═══ Records for the exercise

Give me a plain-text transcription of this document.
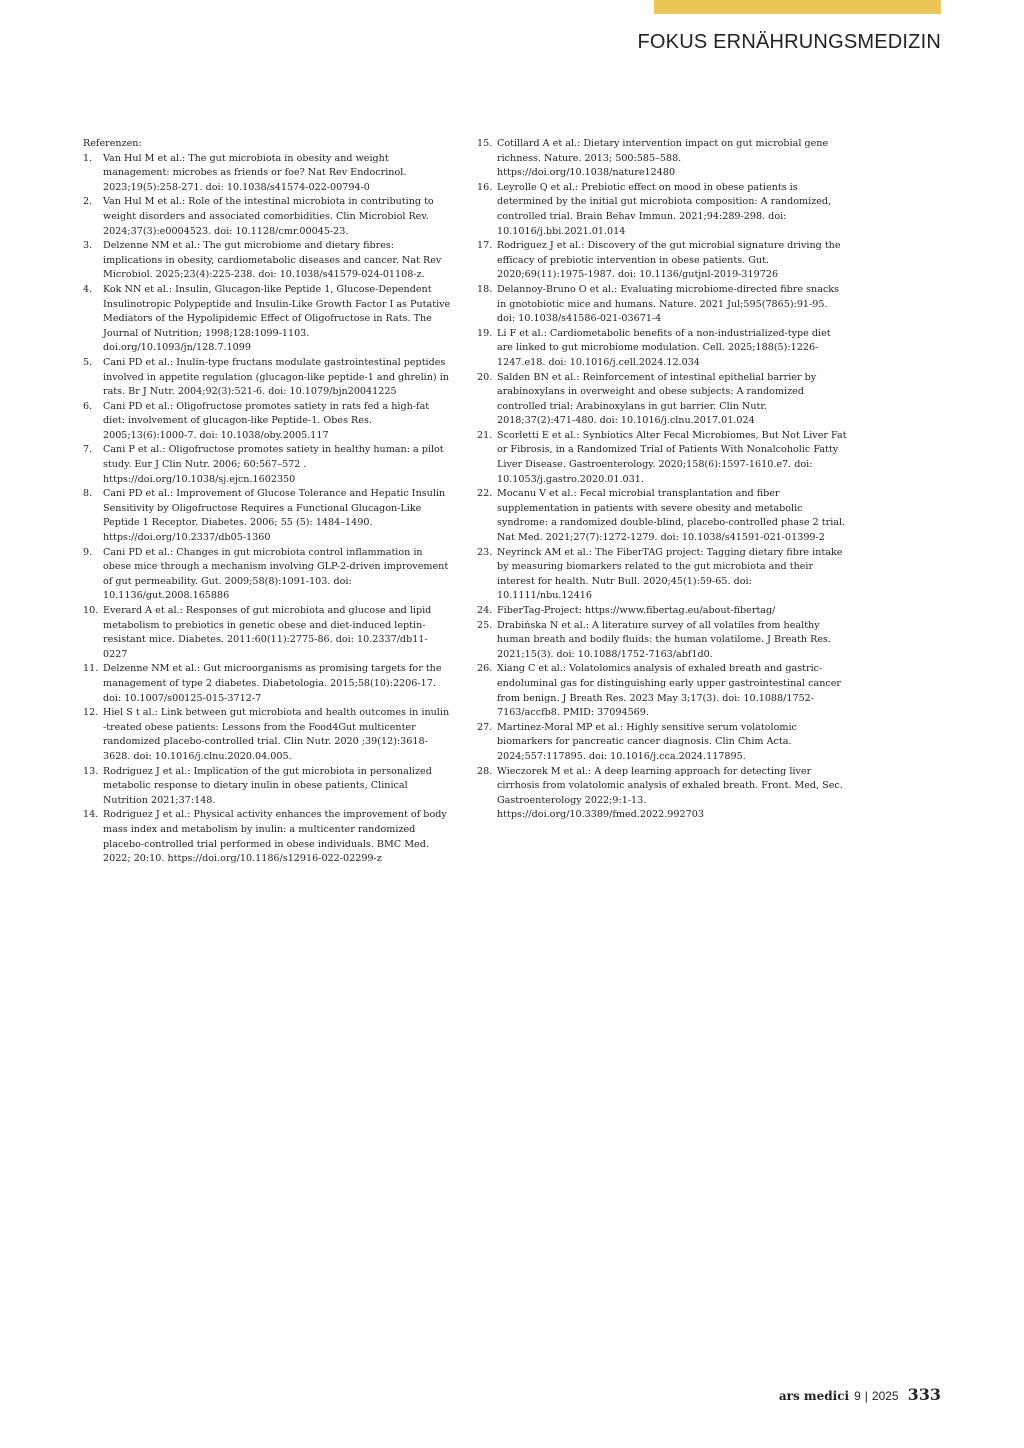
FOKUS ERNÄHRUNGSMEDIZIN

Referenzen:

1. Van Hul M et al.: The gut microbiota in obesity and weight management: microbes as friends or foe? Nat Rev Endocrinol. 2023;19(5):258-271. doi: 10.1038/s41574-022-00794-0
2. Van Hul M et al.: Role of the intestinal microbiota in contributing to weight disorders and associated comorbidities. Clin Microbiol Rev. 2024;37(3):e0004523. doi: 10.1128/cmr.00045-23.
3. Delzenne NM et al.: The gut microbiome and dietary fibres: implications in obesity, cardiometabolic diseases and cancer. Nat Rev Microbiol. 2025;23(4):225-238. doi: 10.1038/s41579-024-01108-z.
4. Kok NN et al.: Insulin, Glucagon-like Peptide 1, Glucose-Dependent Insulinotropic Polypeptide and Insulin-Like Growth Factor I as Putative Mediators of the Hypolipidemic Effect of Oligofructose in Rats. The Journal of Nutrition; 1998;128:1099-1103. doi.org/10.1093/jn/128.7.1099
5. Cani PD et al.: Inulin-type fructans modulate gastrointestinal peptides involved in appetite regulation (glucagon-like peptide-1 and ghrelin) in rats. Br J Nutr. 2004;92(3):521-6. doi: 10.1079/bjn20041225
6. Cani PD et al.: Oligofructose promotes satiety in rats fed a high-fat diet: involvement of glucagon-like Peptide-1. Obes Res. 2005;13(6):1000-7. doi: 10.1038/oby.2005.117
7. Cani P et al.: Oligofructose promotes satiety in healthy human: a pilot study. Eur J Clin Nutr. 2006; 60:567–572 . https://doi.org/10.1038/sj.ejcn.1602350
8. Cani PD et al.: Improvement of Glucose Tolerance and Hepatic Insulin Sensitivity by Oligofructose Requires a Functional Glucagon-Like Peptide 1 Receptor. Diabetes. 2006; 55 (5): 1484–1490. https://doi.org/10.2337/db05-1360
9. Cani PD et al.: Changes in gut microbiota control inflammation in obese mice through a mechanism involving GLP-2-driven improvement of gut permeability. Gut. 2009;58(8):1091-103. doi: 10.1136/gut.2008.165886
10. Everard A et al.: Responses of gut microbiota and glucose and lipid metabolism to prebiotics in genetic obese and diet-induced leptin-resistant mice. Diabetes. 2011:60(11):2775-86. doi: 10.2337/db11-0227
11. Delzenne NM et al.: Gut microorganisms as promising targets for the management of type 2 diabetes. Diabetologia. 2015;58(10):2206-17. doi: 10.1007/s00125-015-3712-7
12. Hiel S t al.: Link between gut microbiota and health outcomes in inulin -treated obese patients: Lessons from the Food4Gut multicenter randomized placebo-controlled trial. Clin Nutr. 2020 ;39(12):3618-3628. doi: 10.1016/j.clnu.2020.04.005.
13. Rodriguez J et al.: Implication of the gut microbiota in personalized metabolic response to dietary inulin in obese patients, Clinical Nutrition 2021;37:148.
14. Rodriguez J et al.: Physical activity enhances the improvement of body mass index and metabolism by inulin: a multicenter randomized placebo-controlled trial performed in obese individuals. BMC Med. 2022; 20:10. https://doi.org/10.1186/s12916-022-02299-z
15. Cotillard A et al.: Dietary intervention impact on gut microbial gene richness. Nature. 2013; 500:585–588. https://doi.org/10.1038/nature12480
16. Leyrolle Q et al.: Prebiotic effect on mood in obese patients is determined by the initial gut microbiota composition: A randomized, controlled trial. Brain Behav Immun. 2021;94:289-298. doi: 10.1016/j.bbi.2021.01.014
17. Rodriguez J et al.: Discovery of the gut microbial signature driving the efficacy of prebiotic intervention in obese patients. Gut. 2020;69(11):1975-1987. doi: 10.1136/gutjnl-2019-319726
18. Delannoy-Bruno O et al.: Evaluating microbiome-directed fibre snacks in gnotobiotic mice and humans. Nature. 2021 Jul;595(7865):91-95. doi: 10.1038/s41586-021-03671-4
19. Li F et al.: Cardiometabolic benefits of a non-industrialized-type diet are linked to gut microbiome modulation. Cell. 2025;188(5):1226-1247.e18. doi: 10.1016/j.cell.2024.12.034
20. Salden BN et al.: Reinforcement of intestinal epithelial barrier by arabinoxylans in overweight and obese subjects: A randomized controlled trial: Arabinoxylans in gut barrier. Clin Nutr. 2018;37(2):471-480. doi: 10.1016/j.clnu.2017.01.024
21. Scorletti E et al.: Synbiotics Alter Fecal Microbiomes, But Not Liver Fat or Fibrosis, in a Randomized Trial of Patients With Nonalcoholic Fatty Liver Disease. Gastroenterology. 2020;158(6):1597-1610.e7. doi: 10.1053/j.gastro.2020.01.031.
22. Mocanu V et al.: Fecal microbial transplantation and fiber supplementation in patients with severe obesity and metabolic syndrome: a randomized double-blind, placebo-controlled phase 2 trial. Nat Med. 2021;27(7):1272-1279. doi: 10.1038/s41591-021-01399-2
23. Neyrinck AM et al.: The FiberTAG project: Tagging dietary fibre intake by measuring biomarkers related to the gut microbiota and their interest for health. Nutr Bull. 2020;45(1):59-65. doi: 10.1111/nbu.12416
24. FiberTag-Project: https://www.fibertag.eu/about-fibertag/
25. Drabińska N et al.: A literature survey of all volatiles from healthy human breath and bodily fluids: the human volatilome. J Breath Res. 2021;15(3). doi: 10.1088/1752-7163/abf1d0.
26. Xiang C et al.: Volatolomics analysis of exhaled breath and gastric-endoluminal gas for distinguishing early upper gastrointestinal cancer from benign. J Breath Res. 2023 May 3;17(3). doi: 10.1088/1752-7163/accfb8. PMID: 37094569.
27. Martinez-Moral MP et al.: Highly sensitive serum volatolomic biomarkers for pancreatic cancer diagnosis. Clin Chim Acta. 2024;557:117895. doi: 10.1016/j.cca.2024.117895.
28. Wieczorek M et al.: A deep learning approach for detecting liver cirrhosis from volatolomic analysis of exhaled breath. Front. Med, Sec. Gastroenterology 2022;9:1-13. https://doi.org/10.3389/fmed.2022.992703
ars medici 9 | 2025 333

══════

Directions:
The only acceptable answer is a number: how many lines in the data above hold the word "satiety".

Answer space:
2